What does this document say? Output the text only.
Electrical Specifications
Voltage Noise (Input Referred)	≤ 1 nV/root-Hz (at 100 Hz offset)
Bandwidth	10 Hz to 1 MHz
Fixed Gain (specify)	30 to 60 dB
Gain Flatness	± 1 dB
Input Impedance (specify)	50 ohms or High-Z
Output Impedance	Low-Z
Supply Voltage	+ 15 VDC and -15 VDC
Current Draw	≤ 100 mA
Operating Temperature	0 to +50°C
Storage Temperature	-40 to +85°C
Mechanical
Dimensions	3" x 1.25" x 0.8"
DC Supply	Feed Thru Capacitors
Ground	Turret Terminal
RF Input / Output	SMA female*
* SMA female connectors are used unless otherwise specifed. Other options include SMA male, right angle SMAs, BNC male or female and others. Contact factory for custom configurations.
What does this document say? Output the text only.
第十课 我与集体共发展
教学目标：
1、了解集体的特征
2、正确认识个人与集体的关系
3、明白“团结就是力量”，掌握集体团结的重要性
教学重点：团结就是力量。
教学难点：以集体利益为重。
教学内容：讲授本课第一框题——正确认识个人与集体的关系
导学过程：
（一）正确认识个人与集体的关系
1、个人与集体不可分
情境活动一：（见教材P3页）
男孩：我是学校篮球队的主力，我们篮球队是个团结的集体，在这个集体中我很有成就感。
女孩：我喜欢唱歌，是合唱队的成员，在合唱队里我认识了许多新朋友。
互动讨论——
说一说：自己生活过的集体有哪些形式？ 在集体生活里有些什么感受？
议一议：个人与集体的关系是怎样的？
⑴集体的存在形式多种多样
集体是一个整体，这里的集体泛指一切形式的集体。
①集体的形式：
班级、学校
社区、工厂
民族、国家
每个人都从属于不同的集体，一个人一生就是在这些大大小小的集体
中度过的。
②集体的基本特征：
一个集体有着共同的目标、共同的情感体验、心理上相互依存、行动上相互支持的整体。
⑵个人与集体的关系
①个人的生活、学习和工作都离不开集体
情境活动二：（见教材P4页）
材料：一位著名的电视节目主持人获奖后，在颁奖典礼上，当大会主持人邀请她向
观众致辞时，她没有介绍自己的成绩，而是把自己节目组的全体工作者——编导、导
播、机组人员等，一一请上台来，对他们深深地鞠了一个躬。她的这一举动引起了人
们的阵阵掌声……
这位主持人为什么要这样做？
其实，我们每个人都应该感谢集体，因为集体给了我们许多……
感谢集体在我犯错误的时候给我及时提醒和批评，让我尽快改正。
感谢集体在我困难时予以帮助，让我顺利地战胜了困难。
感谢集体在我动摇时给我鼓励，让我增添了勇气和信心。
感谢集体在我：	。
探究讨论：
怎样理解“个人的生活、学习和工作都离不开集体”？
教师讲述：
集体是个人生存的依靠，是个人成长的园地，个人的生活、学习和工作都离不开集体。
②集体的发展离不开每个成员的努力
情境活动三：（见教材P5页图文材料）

--------------------

= WHAT YOU SHOULD DO =
Report the number of lines that include the string "Temperature"; return nothing but the count.

= CORRECT ANSWER =
2